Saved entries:
--- Start ---

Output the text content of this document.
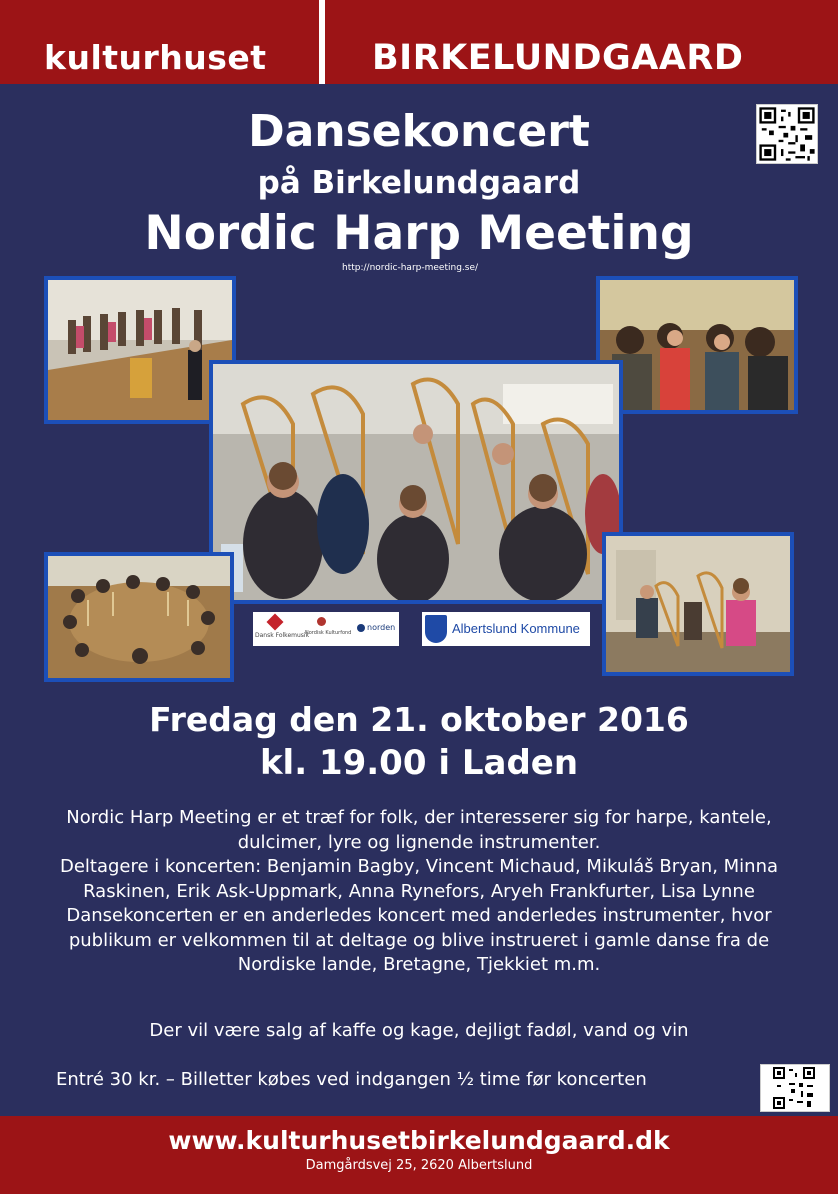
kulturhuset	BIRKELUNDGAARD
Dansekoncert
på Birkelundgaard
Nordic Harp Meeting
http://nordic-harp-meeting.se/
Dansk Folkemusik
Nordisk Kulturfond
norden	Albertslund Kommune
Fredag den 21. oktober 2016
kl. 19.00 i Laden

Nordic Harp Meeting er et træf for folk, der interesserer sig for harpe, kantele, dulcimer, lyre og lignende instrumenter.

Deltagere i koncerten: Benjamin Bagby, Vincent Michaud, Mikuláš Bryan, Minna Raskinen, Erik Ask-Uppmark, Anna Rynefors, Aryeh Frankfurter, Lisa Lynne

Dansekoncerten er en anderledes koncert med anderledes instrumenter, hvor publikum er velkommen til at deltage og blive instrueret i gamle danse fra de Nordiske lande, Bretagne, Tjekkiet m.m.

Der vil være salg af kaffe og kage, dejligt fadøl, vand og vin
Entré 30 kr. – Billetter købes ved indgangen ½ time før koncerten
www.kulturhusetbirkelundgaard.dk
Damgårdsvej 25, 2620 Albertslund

--- End ---
--- Start ---

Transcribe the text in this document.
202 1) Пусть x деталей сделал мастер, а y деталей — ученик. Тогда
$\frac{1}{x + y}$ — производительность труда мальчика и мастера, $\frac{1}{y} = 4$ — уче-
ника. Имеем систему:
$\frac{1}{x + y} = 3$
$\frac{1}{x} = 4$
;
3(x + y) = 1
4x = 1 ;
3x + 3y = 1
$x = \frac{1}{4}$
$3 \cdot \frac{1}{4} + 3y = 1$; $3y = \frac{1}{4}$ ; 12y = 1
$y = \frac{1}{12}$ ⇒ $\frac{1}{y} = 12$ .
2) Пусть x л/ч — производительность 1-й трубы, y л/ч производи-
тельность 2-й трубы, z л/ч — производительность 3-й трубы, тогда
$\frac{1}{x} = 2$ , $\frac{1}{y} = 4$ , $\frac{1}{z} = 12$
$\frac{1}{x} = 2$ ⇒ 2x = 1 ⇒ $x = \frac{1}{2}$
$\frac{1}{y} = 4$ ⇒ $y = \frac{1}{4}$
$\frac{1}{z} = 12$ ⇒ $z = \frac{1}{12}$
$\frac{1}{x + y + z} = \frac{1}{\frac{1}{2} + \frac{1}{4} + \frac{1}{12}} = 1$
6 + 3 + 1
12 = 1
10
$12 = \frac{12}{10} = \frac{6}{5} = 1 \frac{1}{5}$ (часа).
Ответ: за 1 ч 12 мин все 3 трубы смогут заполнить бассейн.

--- End ---
--- Start ---

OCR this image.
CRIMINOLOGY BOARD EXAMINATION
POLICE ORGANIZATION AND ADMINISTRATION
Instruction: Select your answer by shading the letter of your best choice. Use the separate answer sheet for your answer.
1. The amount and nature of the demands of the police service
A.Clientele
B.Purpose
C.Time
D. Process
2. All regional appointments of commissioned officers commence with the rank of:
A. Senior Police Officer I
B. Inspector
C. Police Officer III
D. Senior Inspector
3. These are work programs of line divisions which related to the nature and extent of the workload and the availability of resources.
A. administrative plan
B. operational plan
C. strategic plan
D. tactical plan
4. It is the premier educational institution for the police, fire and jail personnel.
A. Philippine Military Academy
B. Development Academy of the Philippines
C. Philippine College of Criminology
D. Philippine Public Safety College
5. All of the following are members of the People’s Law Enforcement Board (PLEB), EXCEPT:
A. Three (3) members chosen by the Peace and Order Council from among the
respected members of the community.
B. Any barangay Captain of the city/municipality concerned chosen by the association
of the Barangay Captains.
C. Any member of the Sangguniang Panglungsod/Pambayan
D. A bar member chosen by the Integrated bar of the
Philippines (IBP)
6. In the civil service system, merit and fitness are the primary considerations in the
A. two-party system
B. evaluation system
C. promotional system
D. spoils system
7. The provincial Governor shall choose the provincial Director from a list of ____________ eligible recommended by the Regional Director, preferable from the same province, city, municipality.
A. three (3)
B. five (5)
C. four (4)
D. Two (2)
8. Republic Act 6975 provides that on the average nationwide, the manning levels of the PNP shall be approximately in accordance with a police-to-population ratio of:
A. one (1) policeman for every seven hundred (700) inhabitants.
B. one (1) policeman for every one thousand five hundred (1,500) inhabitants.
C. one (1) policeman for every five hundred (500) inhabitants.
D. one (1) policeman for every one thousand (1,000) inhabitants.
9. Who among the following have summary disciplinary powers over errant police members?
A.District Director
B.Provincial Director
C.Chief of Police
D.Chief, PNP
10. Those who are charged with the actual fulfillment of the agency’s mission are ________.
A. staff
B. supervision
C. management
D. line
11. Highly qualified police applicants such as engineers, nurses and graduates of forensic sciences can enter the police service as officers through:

--- End ---

• _WHAT THE TASK REQUIRES_
Copy every line of the listing that contains the word "text".

• _WORKED ANSWER_
Output the text content of this document.
Transcribe the text in this document.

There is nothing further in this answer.